WHAT NEEDS TO BE DONE:
Reproduce verbatim the lines of the material from the one containing "5:09 PMDaylight:… xyxy=(564,278,661,337)" through the one containing "day-number: 16 xyxy=(347,261,444,276)", both included.
┄┄┄┄┄┄┄┄┄┄┄┄┄┄┄┄┄┄┄┄
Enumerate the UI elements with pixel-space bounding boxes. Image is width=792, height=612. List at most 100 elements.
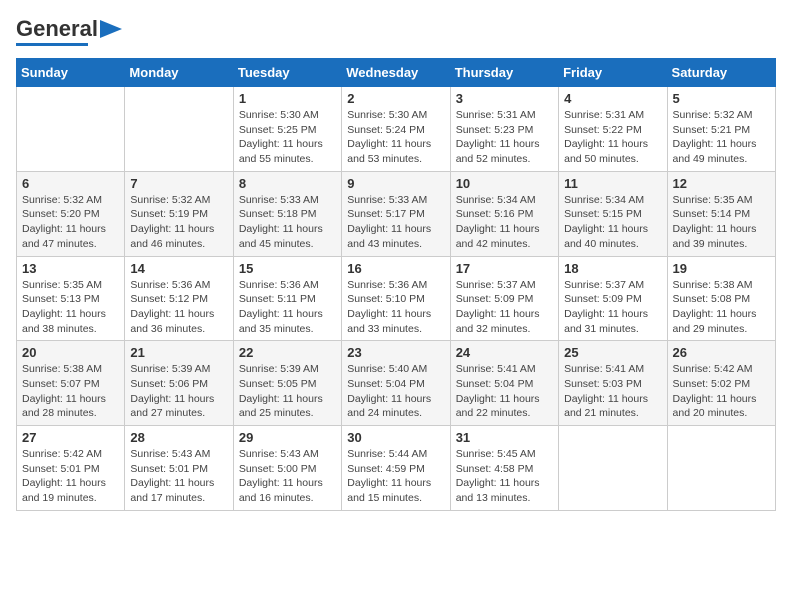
day-info: Sunrise: 5:37 AMSunset: 5:09 PMDaylight:… xyxy=(564,278,661,337)
day-info: Sunrise: 5:43 AMSunset: 5:01 PMDaylight:… xyxy=(130,447,227,506)
day-number: 8 xyxy=(239,176,336,191)
calendar-cell: 1 Sunrise: 5:30 AMSunset: 5:25 PMDaylight… xyxy=(233,87,341,172)
day-info: Sunrise: 5:31 AMSunset: 5:23 PMDaylight:… xyxy=(456,108,553,167)
weekday-header-wednesday: Wednesday xyxy=(342,59,450,87)
day-number: 16 xyxy=(347,261,444,276)
calendar-cell: 25 Sunrise: 5:41 AMSunset: 5:03 PMDayligh… xyxy=(559,341,667,426)
weekday-header-friday: Friday xyxy=(559,59,667,87)
day-info: Sunrise: 5:40 AMSunset: 5:04 PMDaylight:… xyxy=(347,362,444,421)
calendar-cell: 7 Sunrise: 5:32 AMSunset: 5:19 PMDaylight… xyxy=(125,171,233,256)
day-number: 24 xyxy=(456,345,553,360)
calendar-cell xyxy=(17,87,125,172)
calendar-header-row: SundayMondayTuesdayWednesdayThursdayFrid… xyxy=(17,59,776,87)
day-number: 18 xyxy=(564,261,661,276)
day-number: 3 xyxy=(456,91,553,106)
calendar-cell: 29 Sunrise: 5:43 AMSunset: 5:00 PMDayligh… xyxy=(233,426,341,511)
day-number: 10 xyxy=(456,176,553,191)
weekday-header-monday: Monday xyxy=(125,59,233,87)
day-info: Sunrise: 5:34 AMSunset: 5:15 PMDaylight:… xyxy=(564,193,661,252)
day-number: 25 xyxy=(564,345,661,360)
day-number: 6 xyxy=(22,176,119,191)
calendar-cell: 17 Sunrise: 5:37 AMSunset: 5:09 PMDayligh… xyxy=(450,256,558,341)
calendar-cell: 5Sunrise: 5:32 AMSunset: 5:21 PMDaylight… xyxy=(667,87,775,172)
calendar-week-row: 20Sunrise: 5:38 AMSunset: 5:07 PMDayligh… xyxy=(17,341,776,426)
calendar-week-row: 27Sunrise: 5:42 AMSunset: 5:01 PMDayligh… xyxy=(17,426,776,511)
calendar-cell xyxy=(559,426,667,511)
day-info: Sunrise: 5:34 AMSunset: 5:16 PMDaylight:… xyxy=(456,193,553,252)
day-info: Sunrise: 5:41 AMSunset: 5:03 PMDaylight:… xyxy=(564,362,661,421)
day-info: Sunrise: 5:36 AMSunset: 5:11 PMDaylight:… xyxy=(239,278,336,337)
day-number: 23 xyxy=(347,345,444,360)
calendar-cell: 31 Sunrise: 5:45 AMSunset: 4:58 PMDayligh… xyxy=(450,426,558,511)
calendar-cell: 26 Sunrise: 5:42 AMSunset: 5:02 PMDayligh… xyxy=(667,341,775,426)
day-number: 30 xyxy=(347,430,444,445)
day-number: 15 xyxy=(239,261,336,276)
day-number: 13 xyxy=(22,261,119,276)
calendar-cell: 2 Sunrise: 5:30 AMSunset: 5:24 PMDaylight… xyxy=(342,87,450,172)
calendar-cell: 14Sunrise: 5:36 AMSunset: 5:12 PMDayligh… xyxy=(125,256,233,341)
calendar-cell: 6 Sunrise: 5:32 AMSunset: 5:20 PMDaylight… xyxy=(17,171,125,256)
calendar-cell: 11 Sunrise: 5:34 AMSunset: 5:15 PMDayligh… xyxy=(559,171,667,256)
calendar-cell: 18 Sunrise: 5:37 AMSunset: 5:09 PMDayligh… xyxy=(559,256,667,341)
calendar-cell: 24 Sunrise: 5:41 AMSunset: 5:04 PMDayligh… xyxy=(450,341,558,426)
day-number: 7 xyxy=(130,176,227,191)
calendar-cell: 30 Sunrise: 5:44 AMSunset: 4:59 PMDayligh… xyxy=(342,426,450,511)
day-info: Sunrise: 5:30 AMSunset: 5:25 PMDaylight:… xyxy=(239,108,336,167)
day-info: Sunrise: 5:33 AMSunset: 5:18 PMDaylight:… xyxy=(239,193,336,252)
day-number: 11 xyxy=(564,176,661,191)
day-number: 2 xyxy=(347,91,444,106)
calendar-cell: 22 Sunrise: 5:39 AMSunset: 5:05 PMDayligh… xyxy=(233,341,341,426)
logo-underline xyxy=(16,43,88,46)
calendar-cell: 21 Sunrise: 5:39 AMSunset: 5:06 PMDayligh… xyxy=(125,341,233,426)
day-number: 31 xyxy=(456,430,553,445)
logo-general: General xyxy=(16,16,98,42)
calendar-cell: 28 Sunrise: 5:43 AMSunset: 5:01 PMDayligh… xyxy=(125,426,233,511)
calendar-cell: 16 Sunrise: 5:36 AMSunset: 5:10 PMDayligh… xyxy=(342,256,450,341)
day-number: 26 xyxy=(673,345,770,360)
day-number: 1 xyxy=(239,91,336,106)
day-info: Sunrise: 5:38 AMSunset: 5:08 PMDaylight:… xyxy=(673,278,770,337)
day-info: Sunrise: 5:39 AMSunset: 5:06 PMDaylight:… xyxy=(130,362,227,421)
day-info: Sunrise: 5:36 AMSunset: 5:10 PMDaylight:… xyxy=(347,278,444,337)
calendar-cell: 23 Sunrise: 5:40 AMSunset: 5:04 PMDayligh… xyxy=(342,341,450,426)
day-number: 4 xyxy=(564,91,661,106)
day-info: Sunrise: 5:30 AMSunset: 5:24 PMDaylight:… xyxy=(347,108,444,167)
day-info: Sunrise: 5:37 AMSunset: 5:09 PMDaylight:… xyxy=(456,278,553,337)
day-info: Sunrise: 5:35 AMSunset: 5:14 PMDaylight:… xyxy=(673,193,770,252)
day-number: 29 xyxy=(239,430,336,445)
calendar-table: SundayMondayTuesdayWednesdayThursdayFrid… xyxy=(16,58,776,511)
day-info: Sunrise: 5:42 AMSunset: 5:02 PMDaylight:… xyxy=(673,362,770,421)
day-number: 17 xyxy=(456,261,553,276)
calendar-week-row: 6 Sunrise: 5:32 AMSunset: 5:20 PMDaylight… xyxy=(17,171,776,256)
weekday-header-saturday: Saturday xyxy=(667,59,775,87)
calendar-cell: 10 Sunrise: 5:34 AMSunset: 5:16 PMDayligh… xyxy=(450,171,558,256)
calendar-cell xyxy=(667,426,775,511)
day-number: 28 xyxy=(130,430,227,445)
day-info: Sunrise: 5:35 AMSunset: 5:13 PMDaylight:… xyxy=(22,278,119,337)
day-info: Sunrise: 5:33 AMSunset: 5:17 PMDaylight:… xyxy=(347,193,444,252)
day-number: 27 xyxy=(22,430,119,445)
day-number: 22 xyxy=(239,345,336,360)
weekday-header-tuesday: Tuesday xyxy=(233,59,341,87)
day-info: Sunrise: 5:32 AMSunset: 5:21 PMDaylight:… xyxy=(673,108,770,167)
calendar-cell: 20Sunrise: 5:38 AMSunset: 5:07 PMDayligh… xyxy=(17,341,125,426)
calendar-cell: 27Sunrise: 5:42 AMSunset: 5:01 PMDayligh… xyxy=(17,426,125,511)
calendar-week-row: 1 Sunrise: 5:30 AMSunset: 5:25 PMDaylight… xyxy=(17,87,776,172)
day-info: Sunrise: 5:31 AMSunset: 5:22 PMDaylight:… xyxy=(564,108,661,167)
logo: General xyxy=(16,16,122,46)
day-info: Sunrise: 5:32 AMSunset: 5:19 PMDaylight:… xyxy=(130,193,227,252)
day-info: Sunrise: 5:39 AMSunset: 5:05 PMDaylight:… xyxy=(239,362,336,421)
day-info: Sunrise: 5:41 AMSunset: 5:04 PMDaylight:… xyxy=(456,362,553,421)
day-info: Sunrise: 5:32 AMSunset: 5:20 PMDaylight:… xyxy=(22,193,119,252)
day-info: Sunrise: 5:36 AMSunset: 5:12 PMDaylight:… xyxy=(130,278,227,337)
weekday-header-thursday: Thursday xyxy=(450,59,558,87)
day-info: Sunrise: 5:44 AMSunset: 4:59 PMDaylight:… xyxy=(347,447,444,506)
day-number: 21 xyxy=(130,345,227,360)
day-info: Sunrise: 5:43 AMSunset: 5:00 PMDaylight:… xyxy=(239,447,336,506)
calendar-cell: 15 Sunrise: 5:36 AMSunset: 5:11 PMDayligh… xyxy=(233,256,341,341)
calendar-cell: 3 Sunrise: 5:31 AMSunset: 5:23 PMDaylight… xyxy=(450,87,558,172)
day-number: 12 xyxy=(673,176,770,191)
calendar-cell: 4 Sunrise: 5:31 AMSunset: 5:22 PMDaylight… xyxy=(559,87,667,172)
day-info: Sunrise: 5:45 AMSunset: 4:58 PMDaylight:… xyxy=(456,447,553,506)
calendar-cell: 13 Sunrise: 5:35 AMSunset: 5:13 PMDayligh… xyxy=(17,256,125,341)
┄┄┄┄┄┄┄┄┄┄┄┄┄┄┄┄┄┄┄┄
ANSWER TO THE TASK:
day-info: Sunrise: 5:37 AMSunset: 5:09 PMDaylight:… xyxy=(564,278,661,337)
day-info: Sunrise: 5:43 AMSunset: 5:01 PMDaylight:… xyxy=(130,447,227,506)
day-number: 8 xyxy=(239,176,336,191)
calendar-cell: 1 Sunrise: 5:30 AMSunset: 5:25 PMDaylight… xyxy=(233,87,341,172)
day-info: Sunrise: 5:31 AMSunset: 5:23 PMDaylight:… xyxy=(456,108,553,167)
weekday-header-wednesday: Wednesday xyxy=(342,59,450,87)
day-number: 16 xyxy=(347,261,444,276)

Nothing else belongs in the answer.